=== Exercise description ===
Determine how many lines of the data below contain "ihme", then give only that number.
━━━ Material for the task
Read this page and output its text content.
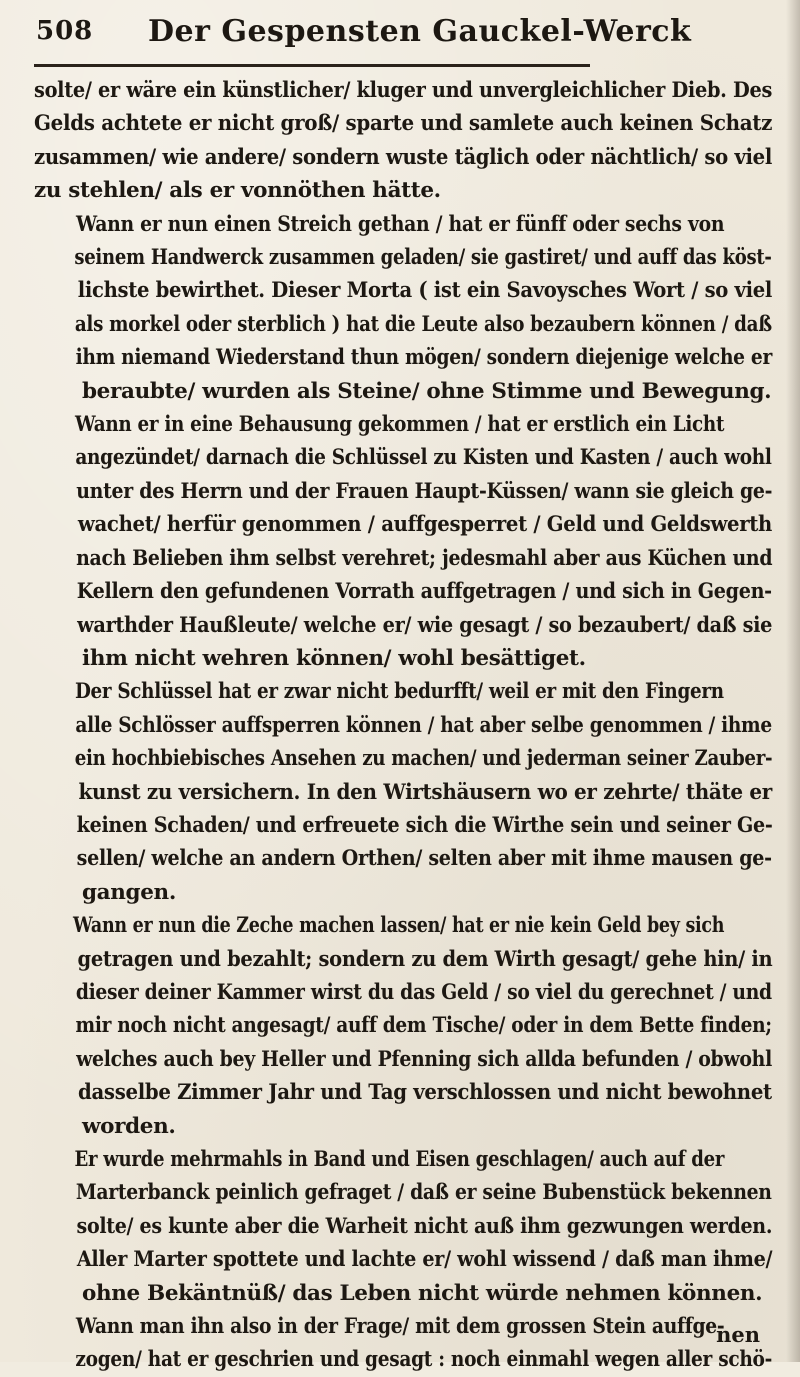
508 Der Gespensten Gauckel-Werck

solte/ er wäre ein künstlicher/ kluger und unvergleichlicher Dieb. Des
Gelds achtete er nicht groß/ sparte und samlete auch keinen Schatz
zusammen/ wie andere/ sondern wuste täglich oder nächtlich/ so viel
zu stehlen/ als er vonnöthen hätte.

Wann er nun einen Streich gethan / hat er fünff oder sechs von
seinem Handwerck zusammen geladen/ sie gastiret/ und auff das köst-
lichste bewirthet. Dieser Morta ( ist ein Savoysches Wort / so viel
als morkel oder sterblich ) hat die Leute also bezaubern können / daß
ihm niemand Wiederstand thun mögen/ sondern diejenige welche er
beraubte/ wurden als Steine/ ohne Stimme und Bewegung.

Wann er in eine Behausung gekommen / hat er erstlich ein Licht
angezündet/ darnach die Schlüssel zu Kisten und Kasten / auch wohl
unter des Herrn und der Frauen Haupt-Küssen/ wann sie gleich ge-
wachet/ herfür genommen / auffgesperret / Geld und Geldswerth
nach Belieben ihm selbst verehret; jedesmahl aber aus Küchen und
Kellern den gefundenen Vorrath auffgetragen / und sich in Gegen-
warthder Haußleute/ welche er/ wie gesagt / so bezaubert/ daß sie
ihm nicht wehren können/ wohl besättiget.

Der Schlüssel hat er zwar nicht bedurfft/ weil er mit den Fingern
alle Schlösser auffsperren können / hat aber selbe genommen / ihme
ein hochbiebisches Ansehen zu machen/ und jederman seiner Zauber-
kunst zu versichern. In den Wirtshäusern wo er zehrte/ thäte er
keinen Schaden/ und erfreuete sich die Wirthe sein und seiner Ge-
sellen/ welche an andern Orthen/ selten aber mit ihme mausen ge-
gangen.

Wann er nun die Zeche machen lassen/ hat er nie kein Geld bey sich
getragen und bezahlt; sondern zu dem Wirth gesagt/ gehe hin/ in
dieser deiner Kammer wirst du das Geld / so viel du gerechnet / und
mir noch nicht angesagt/ auff dem Tische/ oder in dem Bette finden;
welches auch bey Heller und Pfenning sich allda befunden / obwohl
dasselbe Zimmer Jahr und Tag verschlossen und nicht bewohnet
worden.

Er wurde mehrmahls in Band und Eisen geschlagen/ auch auf der
Marterbanck peinlich gefraget / daß er seine Bubenstück bekennen
solte/ es kunte aber die Warheit nicht auß ihm gezwungen werden.
Aller Marter spottete und lachte er/ wohl wissend / daß man ihme/
ohne Bekäntnüß/ das Leben nicht würde nehmen können.

Wann man ihn also in der Frage/ mit dem grossen Stein auffge-
zogen/ hat er geschrien und gesagt : noch einmahl wegen aller schö-

nen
━━━━━━
=== Your response ===
3